━━━ Provided records ━━━

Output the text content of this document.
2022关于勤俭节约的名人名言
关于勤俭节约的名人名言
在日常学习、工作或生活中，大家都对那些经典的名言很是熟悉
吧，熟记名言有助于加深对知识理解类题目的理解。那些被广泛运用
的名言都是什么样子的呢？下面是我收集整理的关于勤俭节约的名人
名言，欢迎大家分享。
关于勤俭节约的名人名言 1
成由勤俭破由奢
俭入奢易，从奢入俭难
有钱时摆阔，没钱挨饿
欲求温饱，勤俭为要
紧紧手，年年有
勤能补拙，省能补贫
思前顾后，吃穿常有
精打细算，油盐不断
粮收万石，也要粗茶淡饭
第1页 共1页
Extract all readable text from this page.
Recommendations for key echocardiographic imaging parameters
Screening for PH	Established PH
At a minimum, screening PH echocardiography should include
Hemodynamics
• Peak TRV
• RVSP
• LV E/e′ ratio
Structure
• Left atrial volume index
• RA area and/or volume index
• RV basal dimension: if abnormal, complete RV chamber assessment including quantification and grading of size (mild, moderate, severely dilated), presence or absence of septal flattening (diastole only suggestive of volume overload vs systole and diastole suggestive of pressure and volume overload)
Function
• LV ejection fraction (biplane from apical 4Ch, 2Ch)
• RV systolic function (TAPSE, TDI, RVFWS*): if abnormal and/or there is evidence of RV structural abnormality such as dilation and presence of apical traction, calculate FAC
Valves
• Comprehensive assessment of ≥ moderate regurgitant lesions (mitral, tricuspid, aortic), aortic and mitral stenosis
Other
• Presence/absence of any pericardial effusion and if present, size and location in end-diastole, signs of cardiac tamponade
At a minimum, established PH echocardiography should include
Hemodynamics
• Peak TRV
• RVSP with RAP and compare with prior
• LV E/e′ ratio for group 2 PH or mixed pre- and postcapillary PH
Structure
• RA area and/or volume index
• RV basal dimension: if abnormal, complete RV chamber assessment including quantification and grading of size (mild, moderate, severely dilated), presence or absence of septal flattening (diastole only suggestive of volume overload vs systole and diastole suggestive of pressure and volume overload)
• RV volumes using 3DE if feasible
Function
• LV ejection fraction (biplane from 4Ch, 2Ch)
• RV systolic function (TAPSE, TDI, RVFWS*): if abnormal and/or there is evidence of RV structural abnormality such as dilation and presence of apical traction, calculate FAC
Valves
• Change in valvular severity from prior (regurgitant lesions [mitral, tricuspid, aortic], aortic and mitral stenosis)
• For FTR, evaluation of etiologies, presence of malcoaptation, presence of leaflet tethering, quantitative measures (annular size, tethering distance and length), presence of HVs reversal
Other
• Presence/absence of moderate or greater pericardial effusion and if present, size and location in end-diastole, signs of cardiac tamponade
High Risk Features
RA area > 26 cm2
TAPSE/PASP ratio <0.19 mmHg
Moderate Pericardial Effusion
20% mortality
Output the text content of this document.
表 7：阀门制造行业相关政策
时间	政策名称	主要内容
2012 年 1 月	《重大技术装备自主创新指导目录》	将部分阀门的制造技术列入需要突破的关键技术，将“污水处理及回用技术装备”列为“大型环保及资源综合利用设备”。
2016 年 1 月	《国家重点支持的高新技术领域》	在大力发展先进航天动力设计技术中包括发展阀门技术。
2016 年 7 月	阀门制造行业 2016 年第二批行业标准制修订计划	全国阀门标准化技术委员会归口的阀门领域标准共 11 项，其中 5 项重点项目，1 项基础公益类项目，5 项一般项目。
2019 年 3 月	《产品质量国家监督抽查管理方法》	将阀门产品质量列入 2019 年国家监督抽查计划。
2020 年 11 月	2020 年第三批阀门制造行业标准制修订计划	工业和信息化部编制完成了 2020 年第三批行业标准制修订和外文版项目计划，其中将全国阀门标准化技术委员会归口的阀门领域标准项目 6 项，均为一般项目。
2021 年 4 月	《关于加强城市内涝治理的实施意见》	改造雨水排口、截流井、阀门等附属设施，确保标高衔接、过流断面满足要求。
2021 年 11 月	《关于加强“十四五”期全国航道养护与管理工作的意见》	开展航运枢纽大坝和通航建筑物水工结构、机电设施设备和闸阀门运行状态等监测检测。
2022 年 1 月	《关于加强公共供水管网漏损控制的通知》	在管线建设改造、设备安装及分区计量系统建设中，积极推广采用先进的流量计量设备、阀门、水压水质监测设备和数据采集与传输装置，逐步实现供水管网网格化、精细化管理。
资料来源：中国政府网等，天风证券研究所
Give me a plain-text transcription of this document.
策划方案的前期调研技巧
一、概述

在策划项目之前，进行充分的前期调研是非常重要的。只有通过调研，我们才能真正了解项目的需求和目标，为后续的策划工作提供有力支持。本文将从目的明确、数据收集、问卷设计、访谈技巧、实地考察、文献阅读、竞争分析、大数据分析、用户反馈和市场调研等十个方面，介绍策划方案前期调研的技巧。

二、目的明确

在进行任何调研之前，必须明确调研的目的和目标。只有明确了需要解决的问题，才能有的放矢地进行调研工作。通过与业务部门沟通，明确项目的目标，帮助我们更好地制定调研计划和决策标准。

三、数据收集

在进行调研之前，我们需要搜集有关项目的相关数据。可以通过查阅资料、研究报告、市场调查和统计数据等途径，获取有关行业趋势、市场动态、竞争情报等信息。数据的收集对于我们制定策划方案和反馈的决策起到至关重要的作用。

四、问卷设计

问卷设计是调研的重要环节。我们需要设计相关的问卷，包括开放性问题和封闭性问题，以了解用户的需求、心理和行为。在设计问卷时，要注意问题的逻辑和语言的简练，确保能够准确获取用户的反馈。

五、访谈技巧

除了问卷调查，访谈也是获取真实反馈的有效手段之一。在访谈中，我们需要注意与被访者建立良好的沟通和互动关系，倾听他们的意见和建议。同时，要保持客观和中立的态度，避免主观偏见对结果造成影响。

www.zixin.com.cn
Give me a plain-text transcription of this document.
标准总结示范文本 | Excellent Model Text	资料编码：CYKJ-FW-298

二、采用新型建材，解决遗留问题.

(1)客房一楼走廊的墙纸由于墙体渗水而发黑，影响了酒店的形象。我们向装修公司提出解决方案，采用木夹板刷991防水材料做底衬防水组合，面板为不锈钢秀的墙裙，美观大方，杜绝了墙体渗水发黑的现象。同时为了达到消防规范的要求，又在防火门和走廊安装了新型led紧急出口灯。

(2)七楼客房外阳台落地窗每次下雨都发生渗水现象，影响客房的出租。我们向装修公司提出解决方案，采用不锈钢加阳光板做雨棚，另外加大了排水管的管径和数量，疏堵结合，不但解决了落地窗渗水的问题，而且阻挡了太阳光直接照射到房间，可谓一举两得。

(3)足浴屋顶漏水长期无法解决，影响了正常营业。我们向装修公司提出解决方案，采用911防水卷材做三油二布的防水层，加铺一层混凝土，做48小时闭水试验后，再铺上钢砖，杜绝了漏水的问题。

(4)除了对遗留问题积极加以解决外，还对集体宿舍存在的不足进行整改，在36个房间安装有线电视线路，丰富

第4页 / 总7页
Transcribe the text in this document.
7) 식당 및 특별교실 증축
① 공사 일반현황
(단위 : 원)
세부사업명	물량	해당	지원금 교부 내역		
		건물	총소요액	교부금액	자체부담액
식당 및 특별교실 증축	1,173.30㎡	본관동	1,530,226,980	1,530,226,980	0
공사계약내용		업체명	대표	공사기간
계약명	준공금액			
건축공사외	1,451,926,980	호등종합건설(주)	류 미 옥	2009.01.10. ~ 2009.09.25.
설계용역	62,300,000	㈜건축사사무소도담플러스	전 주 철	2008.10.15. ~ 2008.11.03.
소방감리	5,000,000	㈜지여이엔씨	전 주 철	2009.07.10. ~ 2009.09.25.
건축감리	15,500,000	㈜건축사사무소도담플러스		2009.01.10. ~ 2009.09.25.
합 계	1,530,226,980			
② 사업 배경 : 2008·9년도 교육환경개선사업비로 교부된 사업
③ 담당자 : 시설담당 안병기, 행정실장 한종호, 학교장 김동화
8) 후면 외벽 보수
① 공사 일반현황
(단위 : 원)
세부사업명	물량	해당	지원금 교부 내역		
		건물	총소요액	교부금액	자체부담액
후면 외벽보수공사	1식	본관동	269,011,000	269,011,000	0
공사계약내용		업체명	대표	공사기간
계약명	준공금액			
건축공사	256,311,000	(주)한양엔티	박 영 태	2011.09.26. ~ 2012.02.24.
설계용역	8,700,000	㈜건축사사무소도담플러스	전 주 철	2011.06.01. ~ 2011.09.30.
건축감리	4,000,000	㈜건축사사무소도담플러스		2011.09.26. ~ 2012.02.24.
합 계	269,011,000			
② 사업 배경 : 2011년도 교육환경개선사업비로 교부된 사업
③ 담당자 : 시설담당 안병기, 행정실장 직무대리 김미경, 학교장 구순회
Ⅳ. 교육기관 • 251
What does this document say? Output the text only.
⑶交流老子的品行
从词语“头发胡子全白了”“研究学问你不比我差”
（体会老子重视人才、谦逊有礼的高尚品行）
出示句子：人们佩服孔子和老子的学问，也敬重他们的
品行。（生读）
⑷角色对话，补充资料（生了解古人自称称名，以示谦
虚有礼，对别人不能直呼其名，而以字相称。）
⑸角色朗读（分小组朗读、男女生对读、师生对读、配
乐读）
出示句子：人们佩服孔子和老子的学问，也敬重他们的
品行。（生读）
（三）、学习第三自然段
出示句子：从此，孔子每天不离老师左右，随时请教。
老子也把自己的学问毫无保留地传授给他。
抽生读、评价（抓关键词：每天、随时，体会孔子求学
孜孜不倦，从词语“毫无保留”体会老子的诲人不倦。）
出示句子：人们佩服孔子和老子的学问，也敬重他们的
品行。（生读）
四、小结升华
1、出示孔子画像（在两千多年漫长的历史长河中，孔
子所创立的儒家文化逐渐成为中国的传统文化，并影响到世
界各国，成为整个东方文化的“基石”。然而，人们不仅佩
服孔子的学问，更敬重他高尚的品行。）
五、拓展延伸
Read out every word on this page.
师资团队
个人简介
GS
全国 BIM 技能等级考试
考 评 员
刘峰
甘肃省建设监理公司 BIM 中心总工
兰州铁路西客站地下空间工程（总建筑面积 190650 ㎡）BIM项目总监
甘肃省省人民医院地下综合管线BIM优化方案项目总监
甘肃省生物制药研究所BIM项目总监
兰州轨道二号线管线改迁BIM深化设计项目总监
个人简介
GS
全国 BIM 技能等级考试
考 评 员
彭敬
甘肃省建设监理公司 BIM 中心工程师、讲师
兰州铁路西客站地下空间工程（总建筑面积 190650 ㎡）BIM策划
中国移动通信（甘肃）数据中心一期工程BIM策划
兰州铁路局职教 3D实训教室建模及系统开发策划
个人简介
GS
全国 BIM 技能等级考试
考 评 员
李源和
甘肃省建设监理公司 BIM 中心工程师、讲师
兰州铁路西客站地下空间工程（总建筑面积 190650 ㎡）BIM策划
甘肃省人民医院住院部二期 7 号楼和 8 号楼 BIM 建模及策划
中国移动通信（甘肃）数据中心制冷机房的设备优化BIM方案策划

━━━

Count how many lines in the data above hold the string "stenosis", and give the number with no other words.

▶ [Solution to this exercise]: 2